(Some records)
· · · ·
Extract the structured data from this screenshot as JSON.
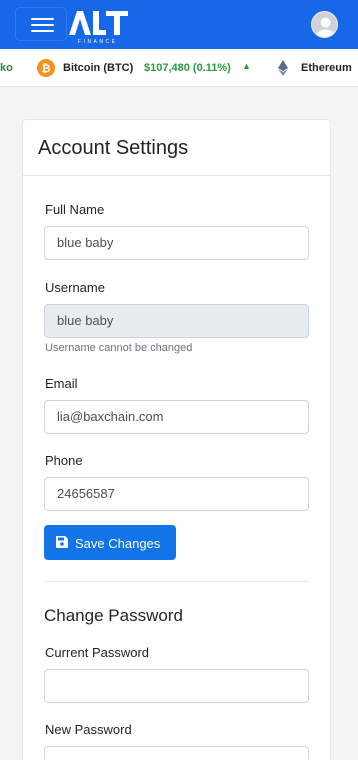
{
  "header": {
    "brand_logo_text": "ALT FINANCE",
    "menu_icon": "hamburger-icon",
    "avatar_icon": "user-avatar"
  },
  "ticker": {
    "leading_fragment": "ko",
    "items": [
      {
        "name": "Bitcoin (BTC)",
        "price": "$107,480 (0.11%)",
        "trend_icon": "triangle-up-icon",
        "coin_icon": "bitcoin-icon",
        "color": "#2a9b3e"
      },
      {
        "name": "Ethereum",
        "coin_icon": "ethereum-icon"
      }
    ]
  },
  "account": {
    "title": "Account Settings",
    "full_name": {
      "label": "Full Name",
      "value": "blue baby"
    },
    "username": {
      "label": "Username",
      "value": "blue baby",
      "hint": "Username cannot be changed"
    },
    "email": {
      "label": "Email",
      "value": "lia@baxchain.com"
    },
    "phone": {
      "label": "Phone",
      "value": "24656587"
    },
    "save_label": "Save Changes",
    "save_icon": "floppy-disk-icon"
  },
  "password": {
    "title": "Change Password",
    "current_label": "Current Password",
    "current_value": "",
    "new_label": "New Password",
    "new_value": ""
  },
  "colors": {
    "primary": "#1768e8",
    "button": "#1374e8",
    "positive": "#2a9b3e",
    "bitcoin": "#f7931a"
  }
}
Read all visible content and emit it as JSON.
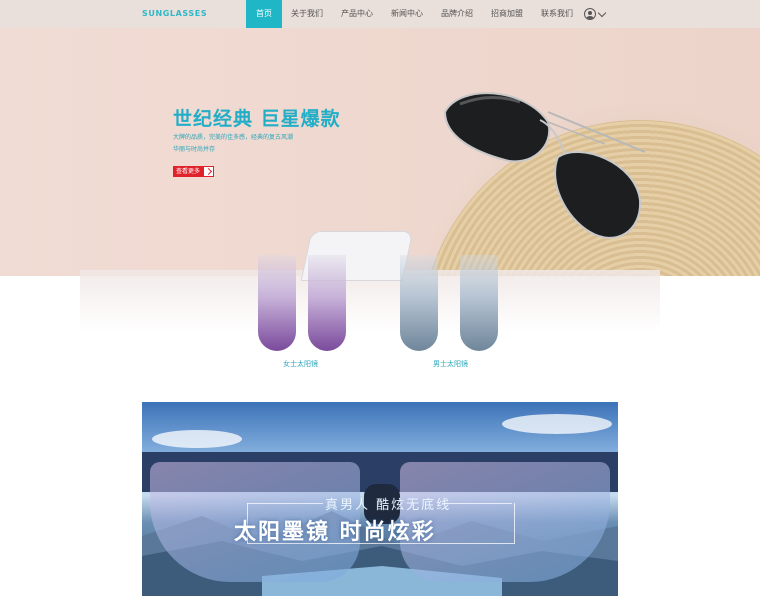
{
  "nav": {
    "logo": "SUNGLASSES",
    "items": [
      {
        "label": "首页",
        "active": true
      },
      {
        "label": "关于我们"
      },
      {
        "label": "产品中心"
      },
      {
        "label": "新闻中心"
      },
      {
        "label": "品牌介绍"
      },
      {
        "label": "招商加盟"
      },
      {
        "label": "联系我们"
      }
    ]
  },
  "hero": {
    "title": "世纪经典 巨星爆款",
    "desc_line1": "大牌的品质，完美的佳多感，经典的复古风潮",
    "desc_line2": "华丽与时尚并存",
    "button": "查看更多"
  },
  "products": {
    "women_label": "女士太阳镜",
    "men_label": "男士太阳镜"
  },
  "banner": {
    "slogan_top": "真男人 酷炫无底线",
    "slogan_main": "太阳墨镜 时尚炫彩"
  },
  "colors": {
    "accent": "#1fb6c8",
    "button_red": "#e2222b",
    "nav_bg": "#e9dfdb",
    "hero_bg": "#efd8cf"
  }
}
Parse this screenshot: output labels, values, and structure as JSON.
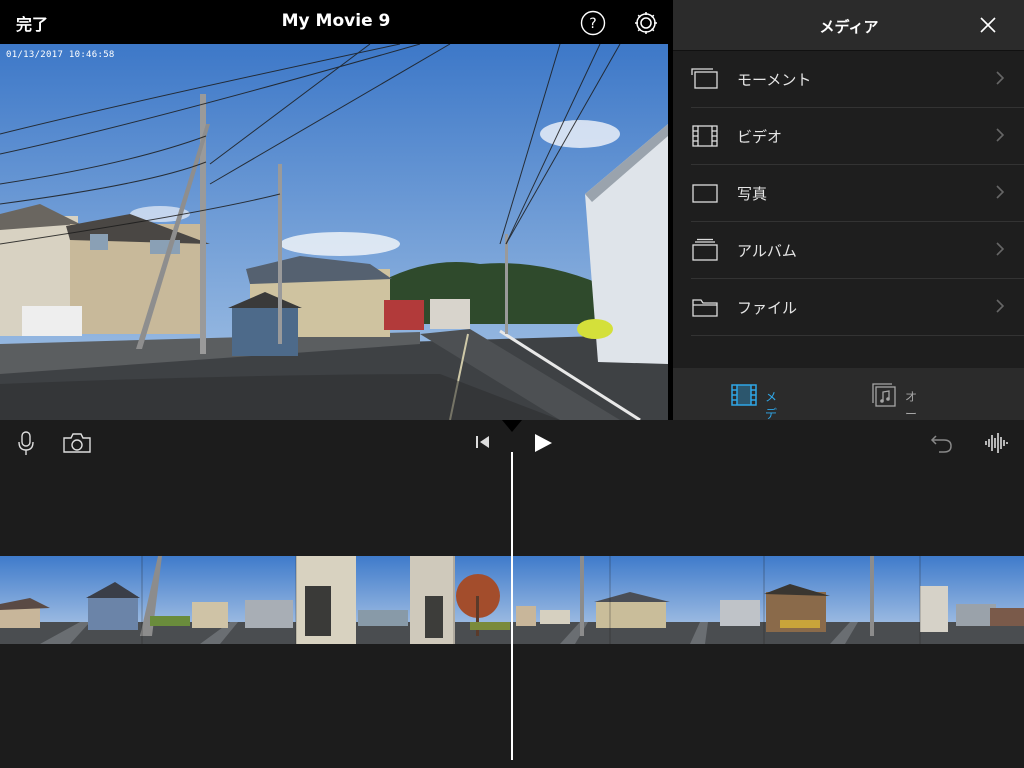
{
  "toolbar": {
    "done_label": "完了",
    "title": "My Movie 9",
    "help_icon": "help-icon",
    "settings_icon": "settings-gear-icon"
  },
  "viewer": {
    "timestamp": "01/13/2017   10:46:58"
  },
  "media_panel": {
    "title": "メディア",
    "items": [
      {
        "label": "モーメント",
        "icon": "moments-icon"
      },
      {
        "label": "ビデオ",
        "icon": "film-icon"
      },
      {
        "label": "写真",
        "icon": "photo-icon"
      },
      {
        "label": "アルバム",
        "icon": "album-icon"
      },
      {
        "label": "ファイル",
        "icon": "folder-icon"
      }
    ],
    "tabs": [
      {
        "label": "メディア",
        "icon": "film-icon",
        "selected": true
      },
      {
        "label": "オーディオ",
        "icon": "music-note-icon",
        "selected": false
      }
    ]
  },
  "timeline": {
    "tools_left": [
      "microphone-icon",
      "camera-icon"
    ],
    "tools_center": [
      "skip-to-start-icon",
      "play-icon"
    ],
    "tools_right": [
      "undo-icon",
      "audio-waveform-icon"
    ]
  },
  "colors": {
    "accent": "#2fa7e8",
    "panel_bg": "#1e1e1e",
    "timeline_bg": "#1c1c1c"
  }
}
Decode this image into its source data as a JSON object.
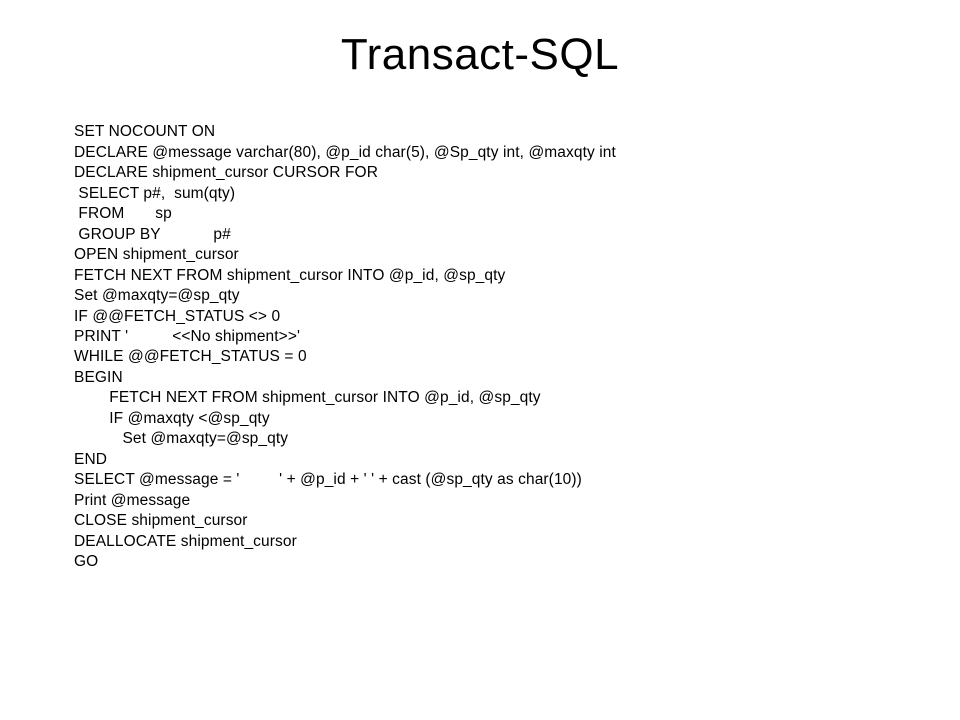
· · · ·
Problem details.
Read the lines above. Gather those in which the string "title" is found.

Result for this task.
    "title": "Account Settings",
    "title": "Change Password",
    "title": "世纪经典 巨星爆款",
    "title": "My Movie 9",
    "title": "メディア",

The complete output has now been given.